Every line of the material below should be repeated exactly.

■ ■ ■ ■ ■ ■ ■

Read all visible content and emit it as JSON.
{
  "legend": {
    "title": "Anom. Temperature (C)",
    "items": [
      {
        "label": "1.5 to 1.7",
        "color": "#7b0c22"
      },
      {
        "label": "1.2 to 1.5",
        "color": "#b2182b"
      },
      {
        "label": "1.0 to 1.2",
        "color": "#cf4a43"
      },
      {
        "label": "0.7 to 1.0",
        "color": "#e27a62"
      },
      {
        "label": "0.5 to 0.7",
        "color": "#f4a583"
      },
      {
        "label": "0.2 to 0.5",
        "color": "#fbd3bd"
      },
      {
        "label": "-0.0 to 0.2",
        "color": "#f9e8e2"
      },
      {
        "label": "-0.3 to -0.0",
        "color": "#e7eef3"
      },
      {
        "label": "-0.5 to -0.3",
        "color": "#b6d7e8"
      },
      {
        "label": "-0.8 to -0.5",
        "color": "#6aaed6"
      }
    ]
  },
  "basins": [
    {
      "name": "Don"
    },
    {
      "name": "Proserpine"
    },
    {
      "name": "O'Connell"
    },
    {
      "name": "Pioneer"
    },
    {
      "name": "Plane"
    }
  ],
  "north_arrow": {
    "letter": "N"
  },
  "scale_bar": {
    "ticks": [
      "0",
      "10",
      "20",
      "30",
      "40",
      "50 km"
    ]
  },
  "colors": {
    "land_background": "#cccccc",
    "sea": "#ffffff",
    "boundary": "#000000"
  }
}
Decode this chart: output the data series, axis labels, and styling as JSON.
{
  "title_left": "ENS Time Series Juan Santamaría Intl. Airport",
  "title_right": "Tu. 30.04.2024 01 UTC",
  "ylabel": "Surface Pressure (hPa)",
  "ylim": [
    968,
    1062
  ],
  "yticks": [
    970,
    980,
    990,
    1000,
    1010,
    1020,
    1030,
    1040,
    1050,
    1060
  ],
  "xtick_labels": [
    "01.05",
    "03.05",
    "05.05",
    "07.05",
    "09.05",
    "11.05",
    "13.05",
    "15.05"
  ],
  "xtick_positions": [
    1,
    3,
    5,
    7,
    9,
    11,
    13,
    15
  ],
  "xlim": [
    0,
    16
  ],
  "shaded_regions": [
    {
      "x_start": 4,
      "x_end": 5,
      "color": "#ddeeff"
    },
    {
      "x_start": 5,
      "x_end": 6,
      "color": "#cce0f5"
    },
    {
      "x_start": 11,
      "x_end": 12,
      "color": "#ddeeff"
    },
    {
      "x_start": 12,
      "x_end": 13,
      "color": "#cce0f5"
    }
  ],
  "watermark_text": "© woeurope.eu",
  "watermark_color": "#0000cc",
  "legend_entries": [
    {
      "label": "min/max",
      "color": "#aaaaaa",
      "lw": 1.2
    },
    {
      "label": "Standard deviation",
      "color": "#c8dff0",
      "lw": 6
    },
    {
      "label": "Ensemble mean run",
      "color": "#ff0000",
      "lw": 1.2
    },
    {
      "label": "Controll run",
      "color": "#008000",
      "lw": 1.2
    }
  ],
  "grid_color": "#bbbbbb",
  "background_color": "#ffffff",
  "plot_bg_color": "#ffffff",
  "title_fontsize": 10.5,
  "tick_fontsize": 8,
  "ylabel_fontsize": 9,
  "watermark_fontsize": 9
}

■ ■ ■ ■ ■ ■ ■

§ SOLUTION TO THE EXERCISE:
Read all visible content and emit it as JSON.
{
  "legend": {
    "title": "Anom. Temperature (C)",
    "items": [
      {
        "label": "1.5 to 1.7",
        "color": "#7b0c22"
      },
      {
        "label": "1.2 to 1.5",
        "color": "#b2182b"
      },
      {
        "label": "1.0 to 1.2",
        "color": "#cf4a43"
      },
      {
        "label": "0.7 to 1.0",
        "color": "#e27a62"
      },
      {
        "label": "0.5 to 0.7",
        "color": "#f4a583"
      },
      {
        "label": "0.2 to 0.5",
        "color": "#fbd3bd"
      },
      {
        "label": "-0.0 to 0.2",
        "color": "#f9e8e2"
      },
      {
        "label": "-0.3 to -0.0",
        "color": "#e7eef3"
      },
      {
        "label": "-0.5 to -0.3",
        "color": "#b6d7e8"
      },
      {
        "label": "-0.8 to -0.5",
        "color": "#6aaed6"
      }
    ]
  },
  "basins": [
    {
      "name": "Don"
    },
    {
      "name": "Proserpine"
    },
    {
      "name": "O'Connell"
    },
    {
      "name": "Pioneer"
    },
    {
      "name": "Plane"
    }
  ],
  "north_arrow": {
    "letter": "N"
  },
  "scale_bar": {
    "ticks": [
      "0",
      "10",
      "20",
      "30",
      "40",
      "50 km"
    ]
  },
  "colors": {
    "land_background": "#cccccc",
    "sea": "#ffffff",
    "boundary": "#000000"
  }
}
Decode this chart: output the data series, axis labels, and styling as JSON.
{
  "title_left": "ENS Time Series Juan Santamaría Intl. Airport",
  "title_right": "Tu. 30.04.2024 01 UTC",
  "ylabel": "Surface Pressure (hPa)",
  "ylim": [
    968,
    1062
  ],
  "yticks": [
    970,
    980,
    990,
    1000,
    1010,
    1020,
    1030,
    1040,
    1050,
    1060
  ],
  "xtick_labels": [
    "01.05",
    "03.05",
    "05.05",
    "07.05",
    "09.05",
    "11.05",
    "13.05",
    "15.05"
  ],
  "xtick_positions": [
    1,
    3,
    5,
    7,
    9,
    11,
    13,
    15
  ],
  "xlim": [
    0,
    16
  ],
  "shaded_regions": [
    {
      "x_start": 4,
      "x_end": 5,
      "color": "#ddeeff"
    },
    {
      "x_start": 5,
      "x_end": 6,
      "color": "#cce0f5"
    },
    {
      "x_start": 11,
      "x_end": 12,
      "color": "#ddeeff"
    },
    {
      "x_start": 12,
      "x_end": 13,
      "color": "#cce0f5"
    }
  ],
  "watermark_text": "© woeurope.eu",
  "watermark_color": "#0000cc",
  "legend_entries": [
    {
      "label": "min/max",
      "color": "#aaaaaa",
      "lw": 1.2
    },
    {
      "label": "Standard deviation",
      "color": "#c8dff0",
      "lw": 6
    },
    {
      "label": "Ensemble mean run",
      "color": "#ff0000",
      "lw": 1.2
    },
    {
      "label": "Controll run",
      "color": "#008000",
      "lw": 1.2
    }
  ],
  "grid_color": "#bbbbbb",
  "background_color": "#ffffff",
  "plot_bg_color": "#ffffff",
  "title_fontsize": 10.5,
  "tick_fontsize": 8,
  "ylabel_fontsize": 9,
  "watermark_fontsize": 9
}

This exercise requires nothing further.